**На основе сведений**
• A. Сколько человек было в батальонах 5-го корпуса при выступлении, согласно тексту для чтения?
• B. Перепишите дословно часть текста для чтения, начиная со слов «Общие очерки сих» и заканчивая словами «я ему делал.».

**Текст для чтения**
§ §

Около того же времени уведомил меня Долгорукий из Одессы, что к графу Воронцову приезжал из Петербурга фельдъегерь с собственноручной запиской государя, и что, не застав Воронцова в Одессе, фельдъегерь поехал к нему на Южный берег Крыма, в Алупку. Слух носился в Одессе, что Воронцова призывали к занятию места главнокомандующего в Грузии или в Польшу на место Паскевича.
О состоянии дел на Кавказе я имел постоянно довольно верные известия. Часть оных доходили до меня через письма, часть изустно от проезжих с Кавказа армян, останавливающихся погостить у Соломона Тергукасова, живущего от меня в 40 верстах, близ большой дороги, ведущей из Грузии в Москву.
Общие очерки сих сведений были дополнены подробным рассказом о военных действиях, сделанным Генерального штаба штабс-капитаном Дельвигом
[109], приезжавшим с Кавказа в отпуск к дяде своему, моему соседу князю Волконскому
[110]. Дельвиг был у меня осенью и с карандашом в руках отвечал мне по карте на все вопросы, которые я ему делал.
Бывший мой 5-й корпус выступил из своих прежних квартир Крыма, Подольской губернии и Бессарабии, в трехбатальонном составе, и батальоны были наполнены до 700 человек; сверх того были взяты запасные люди, коими по прибытию полков на место пополнили всю случившуюся на походе убыль от болезней, отчего в строевых рапортах о сем корпусе было показано после прибытия на левый фланг линии, до вступления войск в действие, такое же количество людей в батальонах, какое было при выступлении. И за это было объявлено высочайшее благоволение начальству, но войска сии не могли не потерпеть значительную убыль от сего внезапно предпринятого движения, в самое ненастное время года, без всяких почти предварительных приготовлений.
То же случилось и с маршевыми батальонами, отправленными из Москвы. Сборные войска сии проходили недалеко от нас и, невзирая на все расходы, понесенные правительством для облегчения жителей и войск во время сего движения, они крайне обременили жителей от совершенного беспорядка, в коем войска сии шли. Ни правильное снабжение подводами и квартирами, ни строгая дисциплина не обеспечили обыденного спокойствия войск и жителей. Растянутые колонны тащились пешком и на подводах, оставляя по себе жалобы и неудовлетворенные претензии. Самый дух в сих сборных войсках был в великом упадке: офицеры надеялись возвратиться по сдаче людей, а люди громко говорили, что их ведут на убой, чем и оправдывали насилия, делаемые ими между жителями, коих они укоряли беспечной и мирной жизнью.

§ §

**Выдержки из листинга**
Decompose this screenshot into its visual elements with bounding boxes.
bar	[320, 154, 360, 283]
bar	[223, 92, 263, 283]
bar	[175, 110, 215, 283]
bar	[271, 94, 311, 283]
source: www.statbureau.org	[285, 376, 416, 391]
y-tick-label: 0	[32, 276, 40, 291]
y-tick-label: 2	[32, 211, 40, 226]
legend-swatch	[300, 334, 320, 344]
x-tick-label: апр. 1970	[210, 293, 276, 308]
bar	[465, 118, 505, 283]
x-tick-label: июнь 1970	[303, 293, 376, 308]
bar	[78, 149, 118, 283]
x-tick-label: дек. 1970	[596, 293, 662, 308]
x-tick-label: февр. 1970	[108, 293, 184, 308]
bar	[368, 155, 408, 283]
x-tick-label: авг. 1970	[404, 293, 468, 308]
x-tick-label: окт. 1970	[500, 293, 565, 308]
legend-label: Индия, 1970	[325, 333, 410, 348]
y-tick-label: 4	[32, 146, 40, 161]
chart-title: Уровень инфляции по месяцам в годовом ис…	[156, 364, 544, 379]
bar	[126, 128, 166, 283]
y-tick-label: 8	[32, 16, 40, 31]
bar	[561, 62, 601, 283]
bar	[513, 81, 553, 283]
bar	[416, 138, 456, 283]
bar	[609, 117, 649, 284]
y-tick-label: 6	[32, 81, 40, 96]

§ §

**Ожидаемые ответы**
• A. До 700 человек.

• B.
Общие очерки сих сведений были дополнены подробным рассказом о военных действиях, сделанным Генерального штаба штабс-капитаном Дельвигом
[109], приезжавшим с Кавказа в отпуск к дяде своему, моему соседу князю Волконскому
[110]. Дельвиг был у меня осенью и с карандашом в руках отвечал мне по карте на все вопросы, которые я ему делал.